■ **REQUIRED TASK**
Select and reproduce each line of the listing below that bears the string "battery".

■ **RECORDS TO PROCESS**
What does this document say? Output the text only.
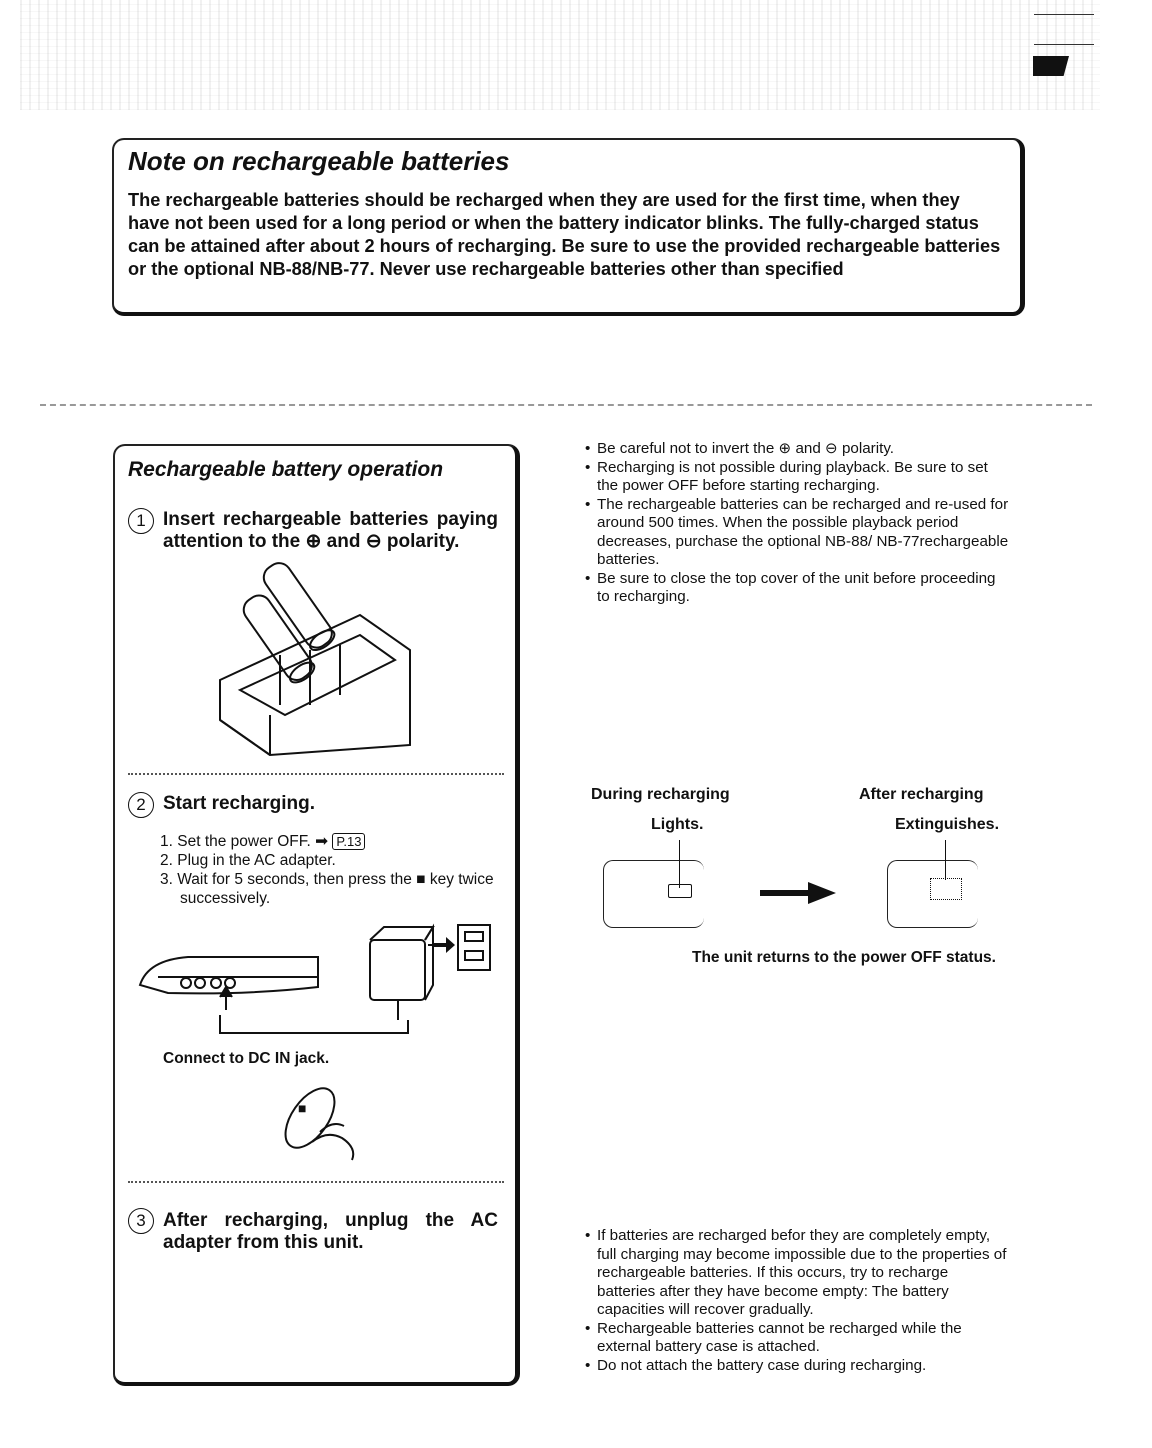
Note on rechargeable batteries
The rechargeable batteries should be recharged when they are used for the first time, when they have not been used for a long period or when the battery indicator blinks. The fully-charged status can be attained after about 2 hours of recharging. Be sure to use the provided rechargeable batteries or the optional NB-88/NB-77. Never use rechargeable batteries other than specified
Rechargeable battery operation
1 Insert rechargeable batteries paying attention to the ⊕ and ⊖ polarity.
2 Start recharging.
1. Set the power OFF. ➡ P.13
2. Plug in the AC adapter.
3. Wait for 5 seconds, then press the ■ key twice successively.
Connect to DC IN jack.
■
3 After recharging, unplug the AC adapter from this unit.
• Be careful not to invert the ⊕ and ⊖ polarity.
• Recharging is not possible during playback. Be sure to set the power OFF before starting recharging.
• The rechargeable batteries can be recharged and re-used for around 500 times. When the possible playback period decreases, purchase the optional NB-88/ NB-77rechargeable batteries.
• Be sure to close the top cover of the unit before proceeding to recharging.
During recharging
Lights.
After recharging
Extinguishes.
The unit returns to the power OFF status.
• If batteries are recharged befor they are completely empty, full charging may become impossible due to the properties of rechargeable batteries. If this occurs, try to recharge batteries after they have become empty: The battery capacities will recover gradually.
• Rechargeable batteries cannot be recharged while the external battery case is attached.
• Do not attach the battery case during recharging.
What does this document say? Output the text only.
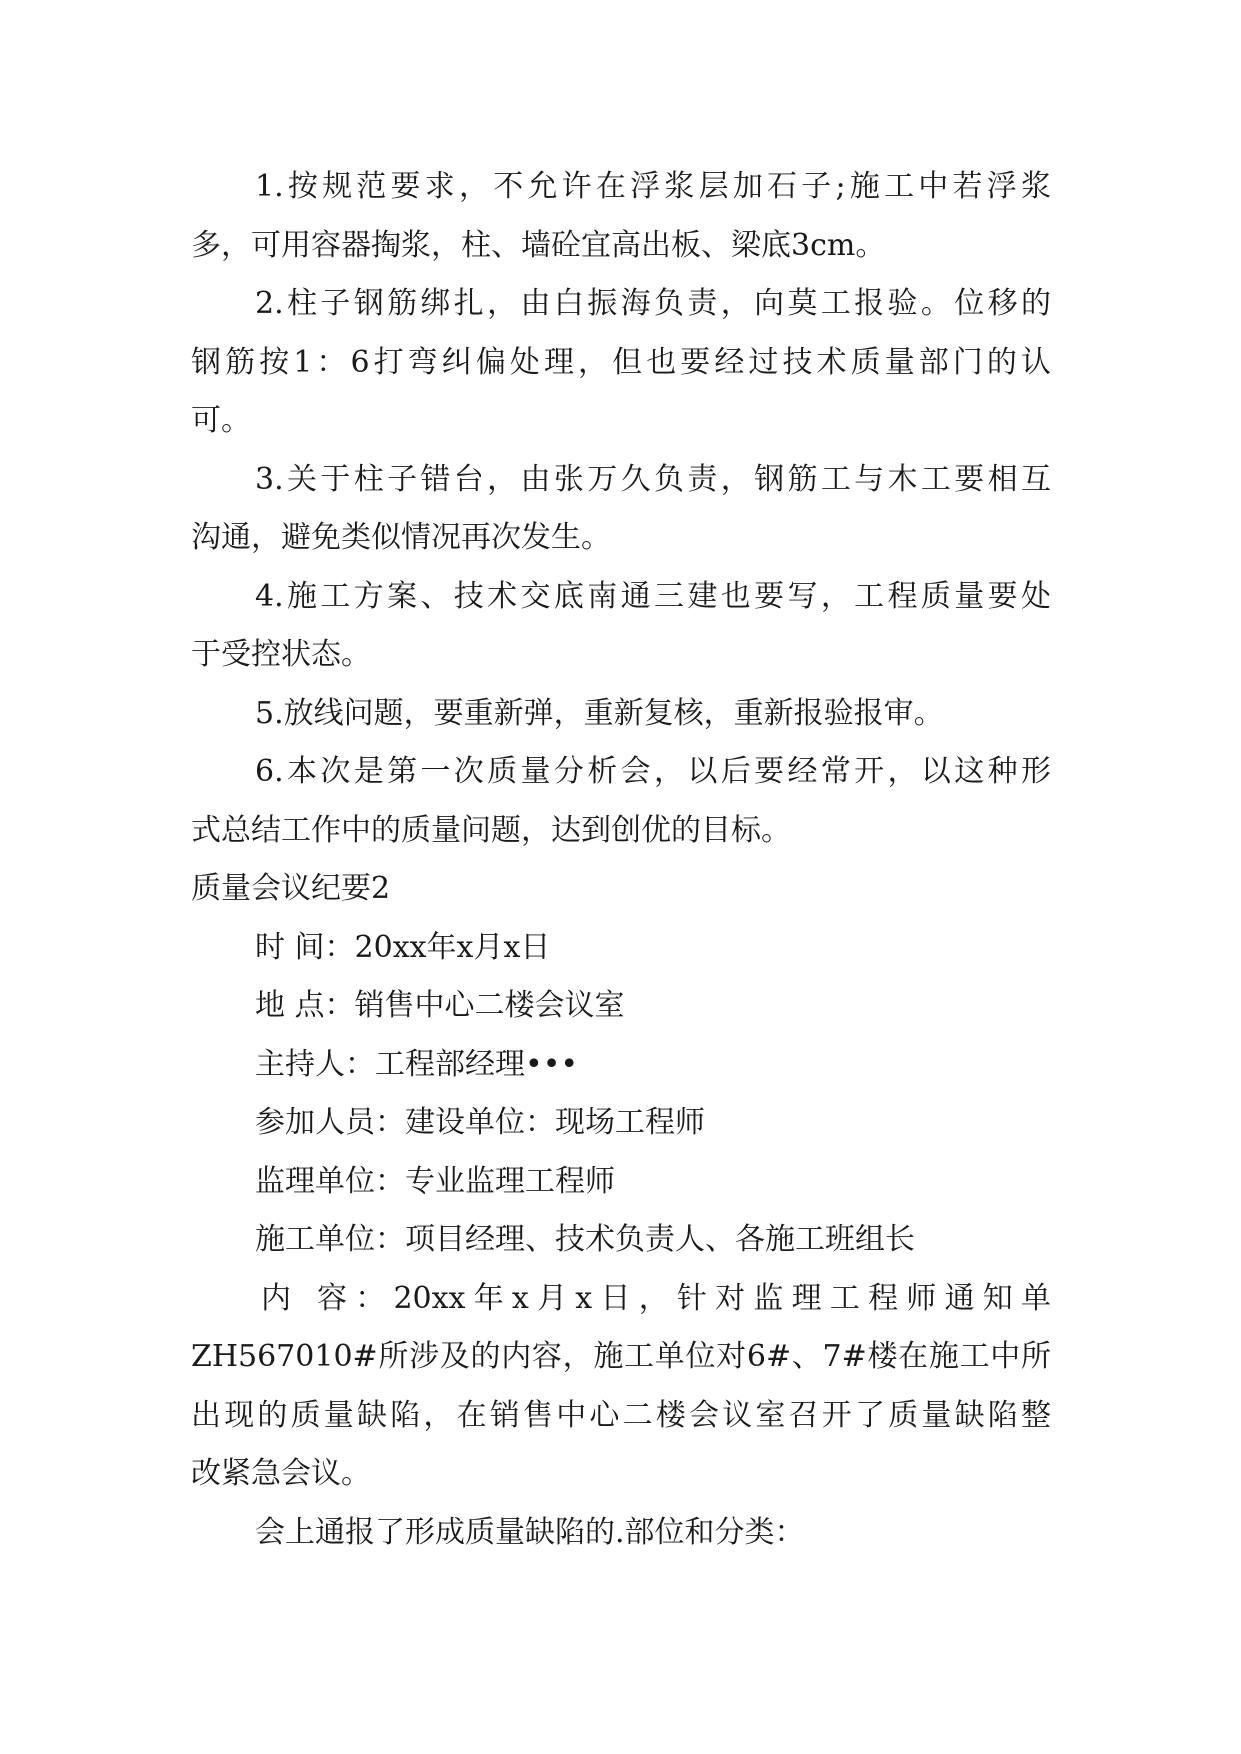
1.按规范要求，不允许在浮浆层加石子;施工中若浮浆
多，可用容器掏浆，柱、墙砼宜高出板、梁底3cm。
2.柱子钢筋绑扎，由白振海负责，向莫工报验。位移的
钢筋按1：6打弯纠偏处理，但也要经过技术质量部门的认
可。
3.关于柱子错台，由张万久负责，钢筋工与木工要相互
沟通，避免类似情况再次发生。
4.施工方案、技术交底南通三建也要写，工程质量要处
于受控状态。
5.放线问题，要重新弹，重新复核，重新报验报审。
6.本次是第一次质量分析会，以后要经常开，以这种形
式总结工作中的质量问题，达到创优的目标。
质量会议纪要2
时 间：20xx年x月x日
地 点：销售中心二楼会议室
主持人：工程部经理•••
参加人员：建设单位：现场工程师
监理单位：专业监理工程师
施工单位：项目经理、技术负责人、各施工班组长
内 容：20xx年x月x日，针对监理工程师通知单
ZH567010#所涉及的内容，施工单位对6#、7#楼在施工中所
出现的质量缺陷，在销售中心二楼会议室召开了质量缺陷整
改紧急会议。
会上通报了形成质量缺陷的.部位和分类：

■ **RESULT**
The rechargeable batteries should be recharged when they are used for the first time, when they have not been used for a long period or when the battery indicator blinks. The fully-charged status can be attained after about 2 hours of recharging. Be sure to use the provided rechargeable batteries or the optional NB-88/NB-77. Never use rechargeable batteries other than specified
Rechargeable battery operation
• If batteries are recharged befor they are completely empty, full charging may become impossible due to the properties of rechargeable batteries. If this occurs, try to recharge batteries after they have become empty: The battery capacities will recover gradually.
• Rechargeable batteries cannot be recharged while the external battery case is attached.
• Do not attach the battery case during recharging.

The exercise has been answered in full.